◆ **Consigne donnée**: Recopiez à l'identique le passage de l'extrait présenté ci-dessous, de « Des anticipations de prix à » à « par les Français. ».

◆ **Extrait présenté**:
....................

Retournement des marchés et incertitudes confortent l’attentisme des ménages

[Décembre 2023] Les économistes de BPCE livrent leur analyse de la conjoncture et leurs perspectives pour 2024. Malgré des conditions de marché qui basculent, les ménages Français ont toujours des projets immobiliers mais leurs anticipations évoluent.

Des anticipations de prix à 12 mois toujours en hausse, une demande résiliente

Les projets d’achat immobilier des Français pour les 12 mois à venir restent stables depuis deux ans, mais les opérations en cours actuellement marquent le pas au profit des projets pour les prochains mois. Les acheteurs potentiels ont une vision plus favorable de la conjoncture que la moyenne des Français. La demande est donc bien présente et s’accompagne d’anticipations de prix toujours orientées à la hausse : 39 % des acheteurs s’attendent à une hausse des prix d’ici à un an, contre 31 % qui envisagent une baisse des prix. L’image de l’évolution des prix immobiliers se dégrade certes mais la baisse tarde à être admise par les Français.

....................

◆ **Données fournies**:
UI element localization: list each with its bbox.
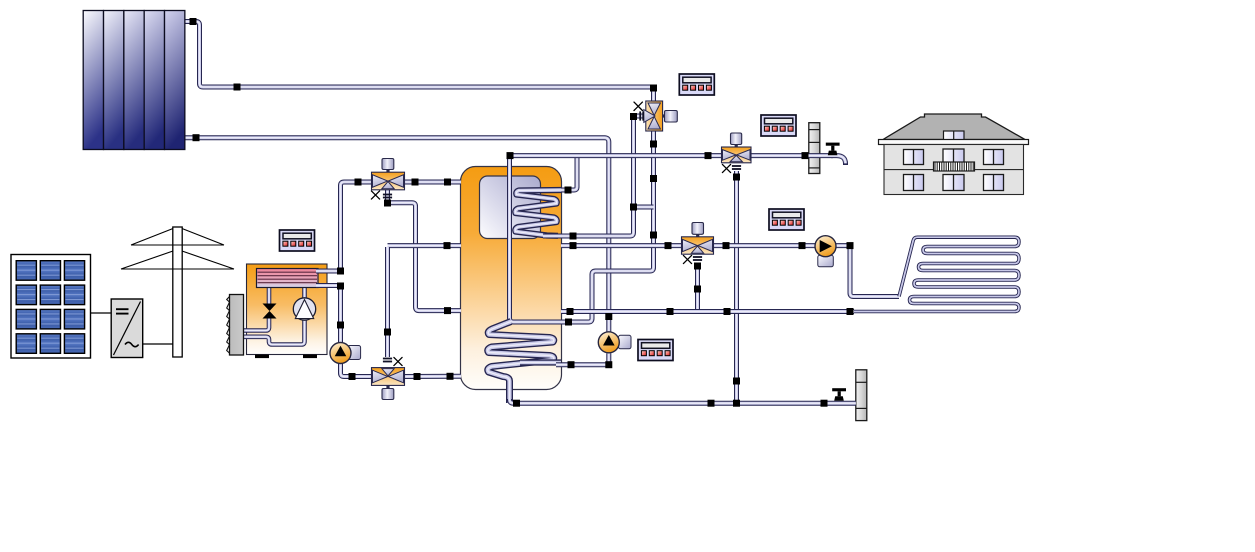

....................

◆ **Réponse rédigée**:
Des anticipations de prix à 12 mois toujours en hausse, une demande résiliente

Les projets d’achat immobilier des Français pour les 12 mois à venir restent stables depuis deux ans, mais les opérations en cours actuellement marquent le pas au profit des projets pour les prochains mois. Les acheteurs potentiels ont une vision plus favorable de la conjoncture que la moyenne des Français. La demande est donc bien présente et s’accompagne d’anticipations de prix toujours orientées à la hausse : 39 % des acheteurs s’attendent à une hausse des prix d’ici à un an, contre 31 % qui envisagent une baisse des prix. L’image de l’évolution des prix immobiliers se dégrade certes mais la baisse tarde à être admise par les Français.